■ **AIM OF THE EXERCISE**
Reproduce the entries word for word, starting at the first line and ending at the line that contains "table-row[interactable]: 6A8A750D push".

[Raw records]
========

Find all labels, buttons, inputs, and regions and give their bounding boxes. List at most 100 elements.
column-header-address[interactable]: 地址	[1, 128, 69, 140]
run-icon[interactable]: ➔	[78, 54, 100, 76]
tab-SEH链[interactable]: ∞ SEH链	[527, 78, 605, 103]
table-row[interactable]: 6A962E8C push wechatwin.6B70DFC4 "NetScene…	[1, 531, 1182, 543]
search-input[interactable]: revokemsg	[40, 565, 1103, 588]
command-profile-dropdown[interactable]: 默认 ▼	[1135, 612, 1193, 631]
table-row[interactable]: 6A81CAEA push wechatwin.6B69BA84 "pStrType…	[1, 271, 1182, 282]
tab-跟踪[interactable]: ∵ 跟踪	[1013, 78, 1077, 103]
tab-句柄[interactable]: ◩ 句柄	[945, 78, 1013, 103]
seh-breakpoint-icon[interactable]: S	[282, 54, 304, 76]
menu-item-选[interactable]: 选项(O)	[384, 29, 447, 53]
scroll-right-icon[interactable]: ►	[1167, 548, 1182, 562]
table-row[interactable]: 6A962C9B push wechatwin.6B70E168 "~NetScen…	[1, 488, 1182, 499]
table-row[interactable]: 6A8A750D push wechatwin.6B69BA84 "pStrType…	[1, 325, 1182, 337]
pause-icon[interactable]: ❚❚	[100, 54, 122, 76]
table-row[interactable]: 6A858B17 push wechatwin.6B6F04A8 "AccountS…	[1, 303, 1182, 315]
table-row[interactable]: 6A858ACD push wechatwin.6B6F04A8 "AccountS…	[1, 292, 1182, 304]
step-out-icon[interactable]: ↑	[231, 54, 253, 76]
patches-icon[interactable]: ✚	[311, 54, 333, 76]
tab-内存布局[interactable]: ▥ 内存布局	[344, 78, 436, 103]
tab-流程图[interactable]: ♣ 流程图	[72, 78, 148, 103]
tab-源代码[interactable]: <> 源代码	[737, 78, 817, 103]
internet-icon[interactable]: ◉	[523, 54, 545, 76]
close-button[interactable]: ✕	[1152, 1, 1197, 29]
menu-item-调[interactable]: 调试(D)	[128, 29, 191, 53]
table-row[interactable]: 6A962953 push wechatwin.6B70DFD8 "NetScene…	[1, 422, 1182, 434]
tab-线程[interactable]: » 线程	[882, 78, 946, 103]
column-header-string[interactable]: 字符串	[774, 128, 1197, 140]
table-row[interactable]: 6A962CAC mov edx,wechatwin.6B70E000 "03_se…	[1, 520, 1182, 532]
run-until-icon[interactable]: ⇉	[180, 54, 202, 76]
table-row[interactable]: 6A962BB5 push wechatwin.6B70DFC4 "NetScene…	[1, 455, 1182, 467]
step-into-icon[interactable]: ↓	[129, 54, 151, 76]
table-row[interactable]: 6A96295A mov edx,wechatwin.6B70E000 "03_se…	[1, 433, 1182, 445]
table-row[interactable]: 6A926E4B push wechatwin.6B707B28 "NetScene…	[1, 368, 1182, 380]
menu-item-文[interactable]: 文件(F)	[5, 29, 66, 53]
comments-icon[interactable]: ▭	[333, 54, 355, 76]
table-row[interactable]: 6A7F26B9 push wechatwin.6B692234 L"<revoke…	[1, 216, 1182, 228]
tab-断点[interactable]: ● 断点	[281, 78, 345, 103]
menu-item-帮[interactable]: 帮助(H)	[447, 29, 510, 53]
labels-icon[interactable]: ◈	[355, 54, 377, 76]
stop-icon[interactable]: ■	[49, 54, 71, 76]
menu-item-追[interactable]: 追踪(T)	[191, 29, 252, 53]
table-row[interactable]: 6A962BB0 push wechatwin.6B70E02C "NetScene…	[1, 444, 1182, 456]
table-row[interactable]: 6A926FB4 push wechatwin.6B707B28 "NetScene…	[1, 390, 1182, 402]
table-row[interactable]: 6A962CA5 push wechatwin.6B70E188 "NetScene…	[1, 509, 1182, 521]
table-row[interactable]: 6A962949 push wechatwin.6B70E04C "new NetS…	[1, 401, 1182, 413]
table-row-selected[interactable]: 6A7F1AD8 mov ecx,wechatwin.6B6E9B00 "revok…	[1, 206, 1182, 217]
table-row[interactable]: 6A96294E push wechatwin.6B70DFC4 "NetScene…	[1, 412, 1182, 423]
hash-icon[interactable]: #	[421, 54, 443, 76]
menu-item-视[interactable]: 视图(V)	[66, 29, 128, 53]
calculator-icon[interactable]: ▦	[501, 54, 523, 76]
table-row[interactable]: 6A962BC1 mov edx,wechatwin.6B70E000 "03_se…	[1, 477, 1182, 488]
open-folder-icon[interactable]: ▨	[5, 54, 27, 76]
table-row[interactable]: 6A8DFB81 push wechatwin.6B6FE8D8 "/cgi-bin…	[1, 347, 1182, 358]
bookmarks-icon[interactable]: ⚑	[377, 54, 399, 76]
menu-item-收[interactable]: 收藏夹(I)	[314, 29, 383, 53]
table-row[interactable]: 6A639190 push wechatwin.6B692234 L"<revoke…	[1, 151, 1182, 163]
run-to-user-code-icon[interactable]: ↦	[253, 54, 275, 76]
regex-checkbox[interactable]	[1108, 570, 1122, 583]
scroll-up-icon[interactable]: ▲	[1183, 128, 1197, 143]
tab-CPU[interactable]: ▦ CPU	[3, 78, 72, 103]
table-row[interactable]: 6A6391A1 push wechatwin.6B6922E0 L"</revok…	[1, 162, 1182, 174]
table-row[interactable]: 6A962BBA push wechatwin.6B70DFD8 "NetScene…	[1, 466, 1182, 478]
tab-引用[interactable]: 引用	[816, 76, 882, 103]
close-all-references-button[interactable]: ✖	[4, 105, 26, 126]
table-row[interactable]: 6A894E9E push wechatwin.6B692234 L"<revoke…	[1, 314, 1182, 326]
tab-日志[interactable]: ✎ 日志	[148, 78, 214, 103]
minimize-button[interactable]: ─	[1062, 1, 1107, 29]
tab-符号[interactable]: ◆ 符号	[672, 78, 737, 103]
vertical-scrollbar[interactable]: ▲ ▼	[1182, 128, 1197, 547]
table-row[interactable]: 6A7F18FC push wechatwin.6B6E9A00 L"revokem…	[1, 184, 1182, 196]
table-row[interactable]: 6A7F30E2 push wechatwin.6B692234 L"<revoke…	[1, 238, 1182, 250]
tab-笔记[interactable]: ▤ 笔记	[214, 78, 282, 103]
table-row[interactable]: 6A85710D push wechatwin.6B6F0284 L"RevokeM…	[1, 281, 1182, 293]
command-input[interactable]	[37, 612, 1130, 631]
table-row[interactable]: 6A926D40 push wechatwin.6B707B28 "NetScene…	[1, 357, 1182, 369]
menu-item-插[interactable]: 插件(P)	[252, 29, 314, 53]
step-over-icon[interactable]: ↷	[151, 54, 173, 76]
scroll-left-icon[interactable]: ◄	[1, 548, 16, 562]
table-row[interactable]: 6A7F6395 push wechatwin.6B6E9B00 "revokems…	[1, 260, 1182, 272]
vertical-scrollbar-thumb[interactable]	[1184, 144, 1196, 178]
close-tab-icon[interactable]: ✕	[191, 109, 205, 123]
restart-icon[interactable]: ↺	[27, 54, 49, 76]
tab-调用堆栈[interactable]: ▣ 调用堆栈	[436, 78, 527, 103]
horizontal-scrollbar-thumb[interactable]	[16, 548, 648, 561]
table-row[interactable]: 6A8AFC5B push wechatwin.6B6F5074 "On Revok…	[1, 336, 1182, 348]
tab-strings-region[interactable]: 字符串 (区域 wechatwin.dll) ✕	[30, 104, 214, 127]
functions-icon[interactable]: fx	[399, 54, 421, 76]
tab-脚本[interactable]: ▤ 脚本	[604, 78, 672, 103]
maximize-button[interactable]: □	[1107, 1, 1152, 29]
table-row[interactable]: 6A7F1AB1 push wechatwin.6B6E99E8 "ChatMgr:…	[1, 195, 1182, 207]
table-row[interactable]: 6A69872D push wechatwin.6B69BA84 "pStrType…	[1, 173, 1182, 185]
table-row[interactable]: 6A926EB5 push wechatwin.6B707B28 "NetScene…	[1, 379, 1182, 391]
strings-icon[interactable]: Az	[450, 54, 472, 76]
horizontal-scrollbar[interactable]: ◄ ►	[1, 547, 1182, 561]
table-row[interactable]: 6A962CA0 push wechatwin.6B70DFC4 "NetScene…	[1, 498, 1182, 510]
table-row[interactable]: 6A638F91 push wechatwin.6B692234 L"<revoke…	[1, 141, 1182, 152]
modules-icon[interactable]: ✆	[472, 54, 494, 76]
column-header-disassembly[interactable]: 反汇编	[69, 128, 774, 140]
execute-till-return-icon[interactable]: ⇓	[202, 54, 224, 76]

========

■ **THE COMPLETED TASK**
Find all labels, buttons, inputs, and regions and give their bounding boxes. List at most 100 elements.
column-header-address[interactable]: 地址	[1, 128, 69, 140]
run-icon[interactable]: ➔	[78, 54, 100, 76]
tab-SEH链[interactable]: ∞ SEH链	[527, 78, 605, 103]
table-row[interactable]: 6A962E8C push wechatwin.6B70DFC4 "NetScene…	[1, 531, 1182, 543]
search-input[interactable]: revokemsg	[40, 565, 1103, 588]
command-profile-dropdown[interactable]: 默认 ▼	[1135, 612, 1193, 631]
table-row[interactable]: 6A81CAEA push wechatwin.6B69BA84 "pStrType…	[1, 271, 1182, 282]
tab-跟踪[interactable]: ∵ 跟踪	[1013, 78, 1077, 103]
tab-句柄[interactable]: ◩ 句柄	[945, 78, 1013, 103]
seh-breakpoint-icon[interactable]: S	[282, 54, 304, 76]
menu-item-选[interactable]: 选项(O)	[384, 29, 447, 53]
scroll-right-icon[interactable]: ►	[1167, 548, 1182, 562]
table-row[interactable]: 6A962C9B push wechatwin.6B70E168 "~NetScen…	[1, 488, 1182, 499]
table-row[interactable]: 6A8A750D push wechatwin.6B69BA84 "pStrType…	[1, 325, 1182, 337]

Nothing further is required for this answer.